• _Direction_
Please reproduce the records verbatim, from the first line up to and including the line with "arrow-right-icon xyxy=(356,607,384,631)".

• _Information given_
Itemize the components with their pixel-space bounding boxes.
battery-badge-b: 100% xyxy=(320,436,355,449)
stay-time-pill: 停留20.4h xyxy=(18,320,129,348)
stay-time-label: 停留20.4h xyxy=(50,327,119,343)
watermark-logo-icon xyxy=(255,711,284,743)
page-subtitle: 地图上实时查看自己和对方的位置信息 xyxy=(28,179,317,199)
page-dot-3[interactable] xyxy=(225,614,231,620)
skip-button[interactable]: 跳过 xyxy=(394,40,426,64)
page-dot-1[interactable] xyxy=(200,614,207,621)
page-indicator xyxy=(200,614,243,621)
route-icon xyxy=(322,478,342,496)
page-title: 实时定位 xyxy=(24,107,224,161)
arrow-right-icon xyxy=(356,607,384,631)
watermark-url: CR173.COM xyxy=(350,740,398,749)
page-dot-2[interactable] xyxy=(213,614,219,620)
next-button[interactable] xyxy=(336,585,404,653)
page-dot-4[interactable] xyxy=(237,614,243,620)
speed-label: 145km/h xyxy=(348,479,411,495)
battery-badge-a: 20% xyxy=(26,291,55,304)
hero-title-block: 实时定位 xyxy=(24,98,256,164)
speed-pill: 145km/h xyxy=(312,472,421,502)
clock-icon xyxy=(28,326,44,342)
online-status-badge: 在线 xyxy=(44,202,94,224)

• _Output below_
Itemize the components with their pixel-space bounding boxes.
battery-badge-b: 100% xyxy=(320,436,355,449)
stay-time-pill: 停留20.4h xyxy=(18,320,129,348)
stay-time-label: 停留20.4h xyxy=(50,327,119,343)
watermark-logo-icon xyxy=(255,711,284,743)
page-subtitle: 地图上实时查看自己和对方的位置信息 xyxy=(28,179,317,199)
page-dot-3[interactable] xyxy=(225,614,231,620)
skip-button[interactable]: 跳过 xyxy=(394,40,426,64)
page-dot-1[interactable] xyxy=(200,614,207,621)
page-indicator xyxy=(200,614,243,621)
route-icon xyxy=(322,478,342,496)
page-title: 实时定位 xyxy=(24,107,224,161)
arrow-right-icon xyxy=(356,607,384,631)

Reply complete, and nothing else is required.